_SHORT TASK_:
Below are some entries. Copy each line that holds the string "Model".

########################################

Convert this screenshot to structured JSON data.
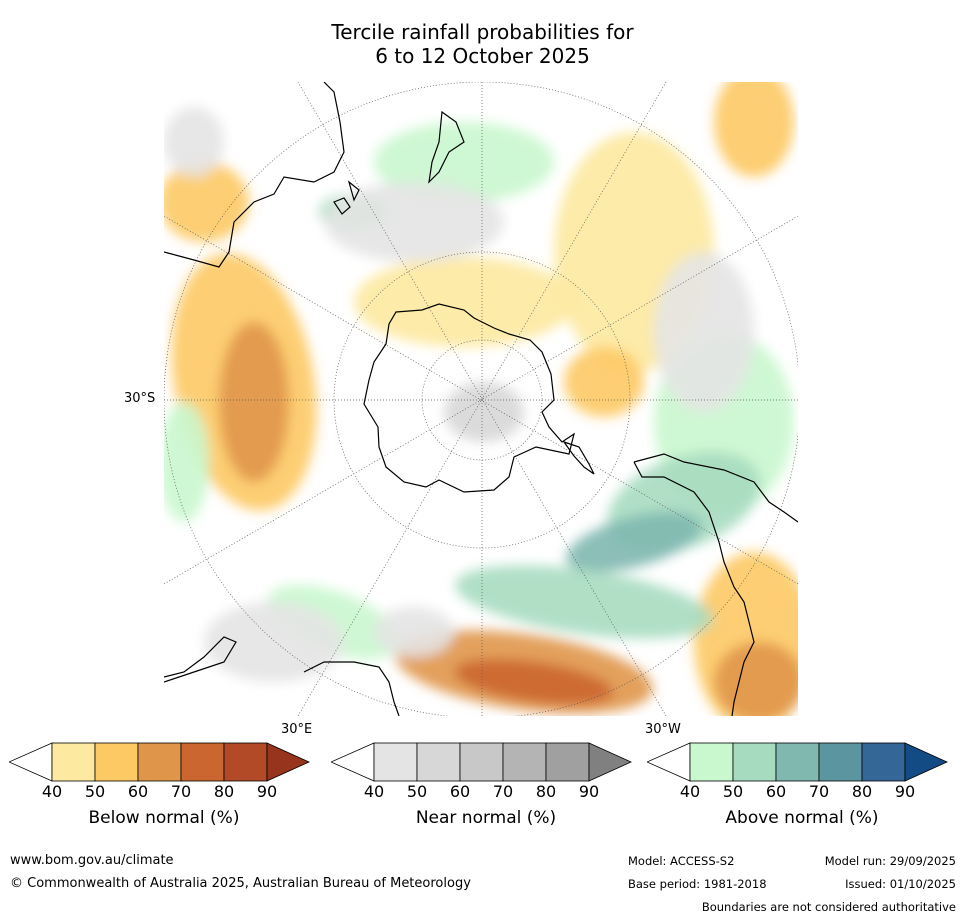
{
  "title_line1": "Tercile rainfall probabilities for",
  "title_line2": "6 to 12 October 2025",
  "map": {
    "projection": "south polar stereographic",
    "lat_label": "30°S",
    "lon_label_east": "30°E",
    "lon_label_west": "30°W",
    "colors": {
      "below": [
        "#fde9a0",
        "#fdc964",
        "#e0964a",
        "#cb6630",
        "#b24a28",
        "#97341e"
      ],
      "near": [
        "#e4e4e4",
        "#d7d7d7",
        "#c8c8c8",
        "#b4b4b4",
        "#a0a0a0",
        "#808080"
      ],
      "above": [
        "#c9f7ce",
        "#a7dbc0",
        "#80b8b0",
        "#5b95a0",
        "#356698",
        "#134c84"
      ],
      "coastline": "#000000"
    }
  },
  "legends": [
    {
      "caption": "Below normal (%)",
      "ticks": [
        "40",
        "50",
        "60",
        "70",
        "80",
        "90"
      ],
      "colors": [
        "#fde9a0",
        "#fdc964",
        "#e0964a",
        "#cb6630",
        "#b24a28",
        "#97341e"
      ]
    },
    {
      "caption": "Near normal (%)",
      "ticks": [
        "40",
        "50",
        "60",
        "70",
        "80",
        "90"
      ],
      "colors": [
        "#e4e4e4",
        "#d7d7d7",
        "#c8c8c8",
        "#b4b4b4",
        "#a0a0a0",
        "#808080"
      ]
    },
    {
      "caption": "Above normal (%)",
      "ticks": [
        "40",
        "50",
        "60",
        "70",
        "80",
        "90"
      ],
      "colors": [
        "#c9f7ce",
        "#a7dbc0",
        "#80b8b0",
        "#5b95a0",
        "#356698",
        "#134c84"
      ]
    }
  ],
  "footer": {
    "website": "www.bom.gov.au/climate",
    "copyright": "© Commonwealth of Australia 2025, Australian Bureau of Meteorology",
    "model": "Model: ACCESS-S2",
    "base_period": "Base period: 1981-2018",
    "model_run": "Model run: 29/09/2025",
    "issued": "Issued: 01/10/2025",
    "disclaimer": "Boundaries are not considered authoritative"
  }
}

########################################

_FULL SOLUTION_:
    "model": "Model: ACCESS-S2",
    "model_run": "Model run: 29/09/2025",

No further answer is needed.